▶ [Text passage]:
★ ★ ★ ★ ★
In particular, the selection of process operating pressures imposes differing penalties, since
streams must be compressed to enable condensation, depressurised to provide cooling in the
cold box, and then re-compressed as required for CO2 storage. The system presented in this
work follows the principles of the low temperature CO2 recovery process proposed in a Costain
patent application (Corden et al., 2012) in which CPU cooling requirements are matched by
splitting and depressurising product streams to different pressure levels.
Of those listed in Table 6, the systems proposed in this work, the Air Products case at 30 bar,
the Air Liquide case, and the Posch and Haider (2012) case are capable of delivering a CO 2
product with an oxygen concentration of 100 ppm or less for the purified CO2 stream.
The CPU power requirements of the current work sit between those reported for the Air
Products and Air Liquide systems. The Air Liquide system benefits from a partially pumped
product stream and the recycle of expanded inert streams to provide cooling. The system
proposed in Posch and Haider (2012) provides cooling by reducing the whole CO2 stream to a
low pressure level of 5.8 bar, with increased penalties.
For the high CO2 purity (>99%) illustrative cases shown here, the Costain process in this work
shows the highest CO2 removal efficiency of 90%.
It should, of course, be noted that all vendors are continuously developing their technology
offerings and are likely to be able to offer a range of different CO2 capture solutions that strike
different balances among key factors such as CO2 purity, CO2 recovery rate, product
specifications, transport system requirements and cost depending on customer needs.
3.2 Summary of heat integration and plant thermal efficiency results
121.4 MWth was added to the steam cycle from the CPU and ASU, and 15.5 MWth was removed
from the cycle for the purpose of providing heat for dehydration units in the CPU and ASU, and
for heating the vent stream exiting the CPU. The net balance of heat to the steam cycle as a
result of the integration was therefore 105.9 MWth. Table 6 shows that the specific power
consumption for the studied CPU system was 0.435 GJel/tCO2 (120.9 kWh/tCO2) after heat 22
integration between the steam cycle and CPU. This is within those reported for Air Liquide, Air
Products and Praxair patent cases for delivering a high purity CO2 product (>99%).
★ ★ ★ ★ ★
▶ [Given data]:
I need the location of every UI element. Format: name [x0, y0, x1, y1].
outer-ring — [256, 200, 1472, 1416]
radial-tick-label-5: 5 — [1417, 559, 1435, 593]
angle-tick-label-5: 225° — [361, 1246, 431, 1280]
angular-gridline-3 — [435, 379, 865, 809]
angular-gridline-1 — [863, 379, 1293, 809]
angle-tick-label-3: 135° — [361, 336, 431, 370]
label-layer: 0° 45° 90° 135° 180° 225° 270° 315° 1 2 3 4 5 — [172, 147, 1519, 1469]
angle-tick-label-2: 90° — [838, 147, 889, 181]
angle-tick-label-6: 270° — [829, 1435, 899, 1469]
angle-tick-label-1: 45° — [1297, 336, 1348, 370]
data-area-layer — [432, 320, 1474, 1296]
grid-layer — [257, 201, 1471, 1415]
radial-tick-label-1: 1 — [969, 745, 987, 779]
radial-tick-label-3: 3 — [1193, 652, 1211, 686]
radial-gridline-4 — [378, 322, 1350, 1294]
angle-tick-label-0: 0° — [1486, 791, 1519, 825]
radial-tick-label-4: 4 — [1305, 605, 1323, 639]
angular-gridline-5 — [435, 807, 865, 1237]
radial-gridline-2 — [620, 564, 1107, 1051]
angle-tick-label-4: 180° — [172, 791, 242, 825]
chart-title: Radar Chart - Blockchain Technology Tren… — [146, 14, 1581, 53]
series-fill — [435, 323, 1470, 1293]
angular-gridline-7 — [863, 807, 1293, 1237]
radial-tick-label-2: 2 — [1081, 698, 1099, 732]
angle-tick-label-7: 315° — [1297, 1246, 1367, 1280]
★ ★ ★ ★ ★
▶ [Short problem 1]: List the key factors named in the CO2 capture passage that vendors' solutions balance differently depending on customer needs.
▶ [Short problem 2]: Write the next few sentences of the CO2 capture passage, continuing after its final sentence.

▶ [Expected answer 1]:
- CO2 purity
- CO2 recovery rate
- Product specifications
- Transport system requirements
- Cost

▶ [Expected answer 2]:
A net plant efficiency of 38.02% was found in this work, as detailed in Table 6. This is 0.3%-
points higher than the reference IEAGHG 2005/9 case, while providing a higher purity CO2
product. The absolute efficiencies derived in this work are a function of the design basis. The
study scheme adopted from the IEAGHG 2005/9 report includes a number of features that
result in higher values than would otherwise be expected:
The absence of an FGD, and the assumption that NOx and SOx will be removed during flue gas
compression allows for the use of flue gas feedwater heaters in the steam cycle, which would
not be possible at the outlet of a wet FGD unit. A number of simplifications and omissions in
the original study were acknowledged and reviewed (Corden et al., 2014), for example system
pressure drop is understated in the IEAGHG 2005/9 report but this was acknowledged and
accepted for other study cases, to give a consistent approach.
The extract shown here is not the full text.